**What to do**
Keeping every word and mark, copy all of the data.

**Provided records**
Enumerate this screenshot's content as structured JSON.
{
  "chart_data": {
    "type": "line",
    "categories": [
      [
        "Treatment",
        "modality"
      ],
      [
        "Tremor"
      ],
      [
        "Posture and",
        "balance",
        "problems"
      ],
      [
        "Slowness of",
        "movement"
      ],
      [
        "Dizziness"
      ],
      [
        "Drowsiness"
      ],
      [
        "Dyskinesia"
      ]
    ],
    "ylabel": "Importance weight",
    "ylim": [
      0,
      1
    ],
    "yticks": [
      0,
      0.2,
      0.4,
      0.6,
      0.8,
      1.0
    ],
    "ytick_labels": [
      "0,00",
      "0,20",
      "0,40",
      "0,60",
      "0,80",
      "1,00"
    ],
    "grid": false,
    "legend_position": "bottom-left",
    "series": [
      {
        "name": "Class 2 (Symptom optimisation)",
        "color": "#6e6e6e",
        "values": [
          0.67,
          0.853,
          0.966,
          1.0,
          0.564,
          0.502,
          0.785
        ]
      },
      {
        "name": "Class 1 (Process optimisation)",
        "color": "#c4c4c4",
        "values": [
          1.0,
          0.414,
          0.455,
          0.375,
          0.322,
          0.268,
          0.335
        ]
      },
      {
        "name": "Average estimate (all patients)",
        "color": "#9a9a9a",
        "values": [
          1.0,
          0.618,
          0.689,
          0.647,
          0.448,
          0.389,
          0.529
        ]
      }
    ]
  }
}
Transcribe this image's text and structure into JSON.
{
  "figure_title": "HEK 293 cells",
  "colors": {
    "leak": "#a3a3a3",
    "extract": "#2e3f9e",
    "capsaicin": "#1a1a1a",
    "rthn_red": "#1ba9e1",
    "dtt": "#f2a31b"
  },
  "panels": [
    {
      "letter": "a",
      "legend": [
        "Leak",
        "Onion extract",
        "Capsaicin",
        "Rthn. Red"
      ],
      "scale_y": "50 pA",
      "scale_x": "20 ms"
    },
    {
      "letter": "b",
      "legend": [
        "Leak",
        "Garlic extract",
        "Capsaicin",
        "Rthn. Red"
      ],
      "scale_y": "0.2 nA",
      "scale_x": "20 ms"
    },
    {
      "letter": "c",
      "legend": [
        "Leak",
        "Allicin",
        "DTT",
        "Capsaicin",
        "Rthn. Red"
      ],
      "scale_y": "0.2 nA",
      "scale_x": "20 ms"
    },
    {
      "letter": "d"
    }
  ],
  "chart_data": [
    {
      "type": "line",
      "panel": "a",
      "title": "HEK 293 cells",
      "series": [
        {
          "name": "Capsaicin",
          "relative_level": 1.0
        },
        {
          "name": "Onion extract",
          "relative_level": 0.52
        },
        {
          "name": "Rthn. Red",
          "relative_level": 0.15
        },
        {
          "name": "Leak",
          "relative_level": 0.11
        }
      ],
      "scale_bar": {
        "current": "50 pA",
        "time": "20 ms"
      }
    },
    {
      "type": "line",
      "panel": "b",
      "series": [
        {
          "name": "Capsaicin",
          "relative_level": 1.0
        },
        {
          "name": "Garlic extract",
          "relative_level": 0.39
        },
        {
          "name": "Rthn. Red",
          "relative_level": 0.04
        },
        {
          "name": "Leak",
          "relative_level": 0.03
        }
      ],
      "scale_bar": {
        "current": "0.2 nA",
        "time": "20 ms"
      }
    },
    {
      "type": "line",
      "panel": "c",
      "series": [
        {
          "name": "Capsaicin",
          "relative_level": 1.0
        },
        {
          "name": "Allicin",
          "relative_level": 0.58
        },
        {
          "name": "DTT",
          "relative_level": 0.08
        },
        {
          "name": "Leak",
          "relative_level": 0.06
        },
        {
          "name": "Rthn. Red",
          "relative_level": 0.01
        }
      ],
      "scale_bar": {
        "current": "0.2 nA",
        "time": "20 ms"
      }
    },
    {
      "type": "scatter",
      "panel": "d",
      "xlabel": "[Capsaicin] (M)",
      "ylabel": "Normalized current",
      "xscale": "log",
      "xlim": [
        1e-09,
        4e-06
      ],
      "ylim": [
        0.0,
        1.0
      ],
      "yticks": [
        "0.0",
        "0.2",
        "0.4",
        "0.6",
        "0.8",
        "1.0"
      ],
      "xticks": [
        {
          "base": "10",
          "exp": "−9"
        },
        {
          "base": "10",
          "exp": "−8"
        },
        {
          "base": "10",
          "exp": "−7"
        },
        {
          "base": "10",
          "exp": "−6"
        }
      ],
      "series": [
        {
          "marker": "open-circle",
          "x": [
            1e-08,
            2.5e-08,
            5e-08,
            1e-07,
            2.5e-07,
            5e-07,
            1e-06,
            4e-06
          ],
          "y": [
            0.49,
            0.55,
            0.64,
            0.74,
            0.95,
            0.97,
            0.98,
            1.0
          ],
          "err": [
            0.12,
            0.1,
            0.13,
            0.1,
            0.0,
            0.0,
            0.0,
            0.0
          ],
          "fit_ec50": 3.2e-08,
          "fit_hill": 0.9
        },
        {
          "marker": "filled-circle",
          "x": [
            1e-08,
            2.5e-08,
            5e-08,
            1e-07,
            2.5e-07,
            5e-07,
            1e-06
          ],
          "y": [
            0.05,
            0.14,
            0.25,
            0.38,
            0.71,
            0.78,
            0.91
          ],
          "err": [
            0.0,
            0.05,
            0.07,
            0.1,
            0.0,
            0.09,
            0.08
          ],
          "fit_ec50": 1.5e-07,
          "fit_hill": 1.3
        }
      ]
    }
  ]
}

**Result**
Enumerate this screenshot's content as structured JSON.
{
  "chart_data": {
    "type": "line",
    "categories": [
      [
        "Treatment",
        "modality"
      ],
      [
        "Tremor"
      ],
      [
        "Posture and",
        "balance",
        "problems"
      ],
      [
        "Slowness of",
        "movement"
      ],
      [
        "Dizziness"
      ],
      [
        "Drowsiness"
      ],
      [
        "Dyskinesia"
      ]
    ],
    "ylabel": "Importance weight",
    "ylim": [
      0,
      1
    ],
    "yticks": [
      0,
      0.2,
      0.4,
      0.6,
      0.8,
      1.0
    ],
    "ytick_labels": [
      "0,00",
      "0,20",
      "0,40",
      "0,60",
      "0,80",
      "1,00"
    ],
    "grid": false,
    "legend_position": "bottom-left",
    "series": [
      {
        "name": "Class 2 (Symptom optimisation)",
        "color": "#6e6e6e",
        "values": [
          0.67,
          0.853,
          0.966,
          1.0,
          0.564,
          0.502,
          0.785
        ]
      },
      {
        "name": "Class 1 (Process optimisation)",
        "color": "#c4c4c4",
        "values": [
          1.0,
          0.414,
          0.455,
          0.375,
          0.322,
          0.268,
          0.335
        ]
      },
      {
        "name": "Average estimate (all patients)",
        "color": "#9a9a9a",
        "values": [
          1.0,
          0.618,
          0.689,
          0.647,
          0.448,
          0.389,
          0.529
        ]
      }
    ]
  }
}
Transcribe this image's text and structure into JSON.
{
  "figure_title": "HEK 293 cells",
  "colors": {
    "leak": "#a3a3a3",
    "extract": "#2e3f9e",
    "capsaicin": "#1a1a1a",
    "rthn_red": "#1ba9e1",
    "dtt": "#f2a31b"
  },
  "panels": [
    {
      "letter": "a",
      "legend": [
        "Leak",
        "Onion extract",
        "Capsaicin",
        "Rthn. Red"
      ],
      "scale_y": "50 pA",
      "scale_x": "20 ms"
    },
    {
      "letter": "b",
      "legend": [
        "Leak",
        "Garlic extract",
        "Capsaicin",
        "Rthn. Red"
      ],
      "scale_y": "0.2 nA",
      "scale_x": "20 ms"
    },
    {
      "letter": "c",
      "legend": [
        "Leak",
        "Allicin",
        "DTT",
        "Capsaicin",
        "Rthn. Red"
      ],
      "scale_y": "0.2 nA",
      "scale_x": "20 ms"
    },
    {
      "letter": "d"
    }
  ],
  "chart_data": [
    {
      "type": "line",
      "panel": "a",
      "title": "HEK 293 cells",
      "series": [
        {
          "name": "Capsaicin",
          "relative_level": 1.0
        },
        {
          "name": "Onion extract",
          "relative_level": 0.52
        },
        {
          "name": "Rthn. Red",
          "relative_level": 0.15
        },
        {
          "name": "Leak",
          "relative_level": 0.11
        }
      ],
      "scale_bar": {
        "current": "50 pA",
        "time": "20 ms"
      }
    },
    {
      "type": "line",
      "panel": "b",
      "series": [
        {
          "name": "Capsaicin",
          "relative_level": 1.0
        },
        {
          "name": "Garlic extract",
          "relative_level": 0.39
        },
        {
          "name": "Rthn. Red",
          "relative_level": 0.04
        },
        {
          "name": "Leak",
          "relative_level": 0.03
        }
      ],
      "scale_bar": {
        "current": "0.2 nA",
        "time": "20 ms"
      }
    },
    {
      "type": "line",
      "panel": "c",
      "series": [
        {
          "name": "Capsaicin",
          "relative_level": 1.0
        },
        {
          "name": "Allicin",
          "relative_level": 0.58
        },
        {
          "name": "DTT",
          "relative_level": 0.08
        },
        {
          "name": "Leak",
          "relative_level": 0.06
        },
        {
          "name": "Rthn. Red",
          "relative_level": 0.01
        }
      ],
      "scale_bar": {
        "current": "0.2 nA",
        "time": "20 ms"
      }
    },
    {
      "type": "scatter",
      "panel": "d",
      "xlabel": "[Capsaicin] (M)",
      "ylabel": "Normalized current",
      "xscale": "log",
      "xlim": [
        1e-09,
        4e-06
      ],
      "ylim": [
        0.0,
        1.0
      ],
      "yticks": [
        "0.0",
        "0.2",
        "0.4",
        "0.6",
        "0.8",
        "1.0"
      ],
      "xticks": [
        {
          "base": "10",
          "exp": "−9"
        },
        {
          "base": "10",
          "exp": "−8"
        },
        {
          "base": "10",
          "exp": "−7"
        },
        {
          "base": "10",
          "exp": "−6"
        }
      ],
      "series": [
        {
          "marker": "open-circle",
          "x": [
            1e-08,
            2.5e-08,
            5e-08,
            1e-07,
            2.5e-07,
            5e-07,
            1e-06,
            4e-06
          ],
          "y": [
            0.49,
            0.55,
            0.64,
            0.74,
            0.95,
            0.97,
            0.98,
            1.0
          ],
          "err": [
            0.12,
            0.1,
            0.13,
            0.1,
            0.0,
            0.0,
            0.0,
            0.0
          ],
          "fit_ec50": 3.2e-08,
          "fit_hill": 0.9
        },
        {
          "marker": "filled-circle",
          "x": [
            1e-08,
            2.5e-08,
            5e-08,
            1e-07,
            2.5e-07,
            5e-07,
            1e-06
          ],
          "y": [
            0.05,
            0.14,
            0.25,
            0.38,
            0.71,
            0.78,
            0.91
          ],
          "err": [
            0.0,
            0.05,
            0.07,
            0.1,
            0.0,
            0.09,
            0.08
          ],
          "fit_ec50": 1.5e-07,
          "fit_hill": 1.3
        }
      ]
    }
  ]
}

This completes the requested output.